[Set exercise]:
In the data below, find every line that has the string "level", and copy it.

Records that describe figures
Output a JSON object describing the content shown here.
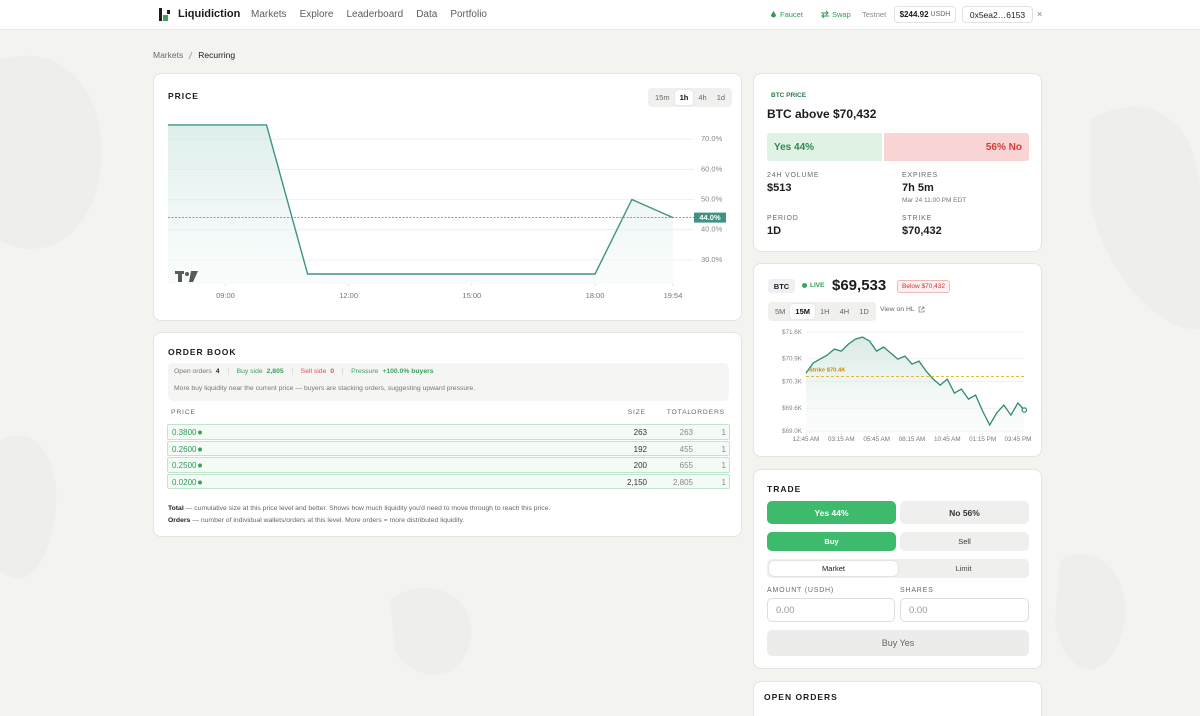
{
  "nav": {
    "brand": "Liquidiction",
    "links": [
      "Markets",
      "Explore",
      "Leaderboard",
      "Data",
      "Portfolio"
    ],
    "faucet": "Faucet",
    "swap": "Swap",
    "network": "Testnet",
    "balance": "$244.92",
    "balance_unit": "USDH",
    "wallet": "0x5ea2…6153",
    "close": "×"
  },
  "breadcrumb": [
    "Markets",
    "Recurring"
  ],
  "price_panel": {
    "title": "PRICE",
    "timeframes": [
      "15m",
      "1h",
      "4h",
      "1d"
    ],
    "active_timeframe": 1
  },
  "chart_data": [
    {
      "type": "line",
      "x": [
        7.6,
        10.0,
        11.0,
        18.0,
        18.9,
        19.9
      ],
      "values": [
        74.7,
        74.7,
        25.3,
        25.3,
        50,
        44
      ],
      "color": "#3f9284",
      "xlim": [
        7.6,
        19.9
      ],
      "xticks": [
        {
          "value": 9,
          "label": "09:00"
        },
        {
          "value": 12,
          "label": "12:00"
        },
        {
          "value": 15,
          "label": "15:00"
        },
        {
          "value": 18,
          "label": "18:00"
        },
        {
          "value": 19.9,
          "label": "19:54"
        }
      ],
      "ylim": [
        22,
        76
      ],
      "yticks": [
        {
          "value": 30,
          "label": "30.0%"
        },
        {
          "value": 40,
          "label": "40.0%"
        },
        {
          "value": 50,
          "label": "50.0%"
        },
        {
          "value": 60,
          "label": "60.0%"
        },
        {
          "value": 70,
          "label": "70.0%"
        }
      ],
      "current": {
        "value": 44,
        "label": "44.0%"
      },
      "grid": true
    },
    {
      "type": "line",
      "x": [
        0.75,
        1.25,
        1.75,
        2.25,
        2.75,
        3.25,
        3.75,
        4.25,
        4.75,
        5.25,
        5.75,
        6.25,
        6.75,
        7.25,
        7.75,
        8.25,
        8.75,
        9.25,
        9.75,
        10.25,
        10.75,
        11.25,
        11.75,
        12.25,
        12.75,
        13.25,
        13.75,
        14.25,
        14.75,
        15.25,
        15.75,
        16.2
      ],
      "values": [
        70524,
        70786,
        70891,
        70996,
        71154,
        71101,
        71285,
        71416,
        71469,
        71364,
        71101,
        71206,
        71049,
        70891,
        70970,
        70760,
        70839,
        70576,
        70366,
        70209,
        70366,
        69999,
        70104,
        69841,
        69946,
        69527,
        69159,
        69474,
        69684,
        69421,
        69737,
        69553
      ],
      "color": "#2e8b6e",
      "xlim": [
        0.75,
        16.2
      ],
      "xticks": [
        {
          "value": 0.75,
          "label": "12:45 AM"
        },
        {
          "value": 3.25,
          "label": "03:15 AM"
        },
        {
          "value": 5.75,
          "label": "05:45 AM"
        },
        {
          "value": 8.25,
          "label": "08:15 AM"
        },
        {
          "value": 10.75,
          "label": "10:45 AM"
        },
        {
          "value": 13.25,
          "label": "01:15 PM"
        },
        {
          "value": 15.75,
          "label": "03:45 PM"
        }
      ],
      "ylim": [
        68950,
        71760
      ],
      "yticks": [
        {
          "value": 69000,
          "label": "$69.0K"
        },
        {
          "value": 69600,
          "label": "$69.6K"
        },
        {
          "value": 70300,
          "label": "$70.3K"
        },
        {
          "value": 70900,
          "label": "$70.9K"
        },
        {
          "value": 71600,
          "label": "$71.6K"
        }
      ],
      "strike": {
        "value": 70432,
        "label": "Strike $70.4K"
      },
      "marker_last": true,
      "grid": true
    }
  ],
  "order_book": {
    "title": "ORDER BOOK",
    "stats": [
      {
        "label": "Open orders",
        "value": "4",
        "tone": "neutral"
      },
      {
        "label": "Buy side",
        "value": "2,805",
        "tone": "buy"
      },
      {
        "label": "Sell side",
        "value": "0",
        "tone": "sell"
      },
      {
        "label": "Pressure",
        "value": "+100.0% buyers",
        "tone": "buy"
      }
    ],
    "summary": "More buy liquidity near the current price — buyers are stacking orders, suggesting upward pressure.",
    "columns": [
      "PRICE",
      "SIZE",
      "TOTAL",
      "ORDERS"
    ],
    "rows": [
      [
        "0.3800",
        "263",
        "263",
        "1"
      ],
      [
        "0.2600",
        "192",
        "455",
        "1"
      ],
      [
        "0.2500",
        "200",
        "655",
        "1"
      ],
      [
        "0.0200",
        "2,150",
        "2,805",
        "1"
      ]
    ],
    "notes": [
      {
        "term": "Total",
        "text": "— cumulative size at this price level and better. Shows how much liquidity you'd need to move through to reach this price."
      },
      {
        "term": "Orders",
        "text": "— number of individual wallets/orders at this level. More orders = more distributed liquidity."
      }
    ]
  },
  "market": {
    "label": "BTC PRICE",
    "title": "BTC above $70,432",
    "yes": {
      "label": "Yes 44%",
      "value": 44
    },
    "no": {
      "label": "56% No",
      "value": 56
    },
    "stats": [
      {
        "label": "24H VOLUME",
        "value": "$513"
      },
      {
        "label": "EXPIRES",
        "value": "7h 5m",
        "detail": "Mar 24 11:00 PM EDT"
      },
      {
        "label": "PERIOD",
        "value": "1D"
      },
      {
        "label": "STRIKE",
        "value": "$70,432"
      }
    ]
  },
  "live": {
    "asset": "BTC",
    "status": "LIVE",
    "price": "$69,533",
    "badge": "Below $70,432",
    "timeframes": [
      "5M",
      "15M",
      "1H",
      "4H",
      "1D"
    ],
    "active_timeframe": 1,
    "link": "View on HL"
  },
  "trade": {
    "title": "TRADE",
    "outcomes": [
      "Yes 44%",
      "No 56%"
    ],
    "sides": [
      "Buy",
      "Sell"
    ],
    "order_types": [
      "Market",
      "Limit"
    ],
    "amount_label": "AMOUNT (USDH)",
    "shares_label": "SHARES",
    "amount_placeholder": "0.00",
    "shares_placeholder": "0.00",
    "submit": "Buy Yes"
  },
  "open_orders": {
    "title": "OPEN ORDERS"
  }
}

[Result of this task]:
        "text": "— cumulative size at this price level and better. Shows how much liquidity you'd need to move through to reach this price."
        "text": "— number of individual wallets/orders at this level. More orders = more distributed liquidity."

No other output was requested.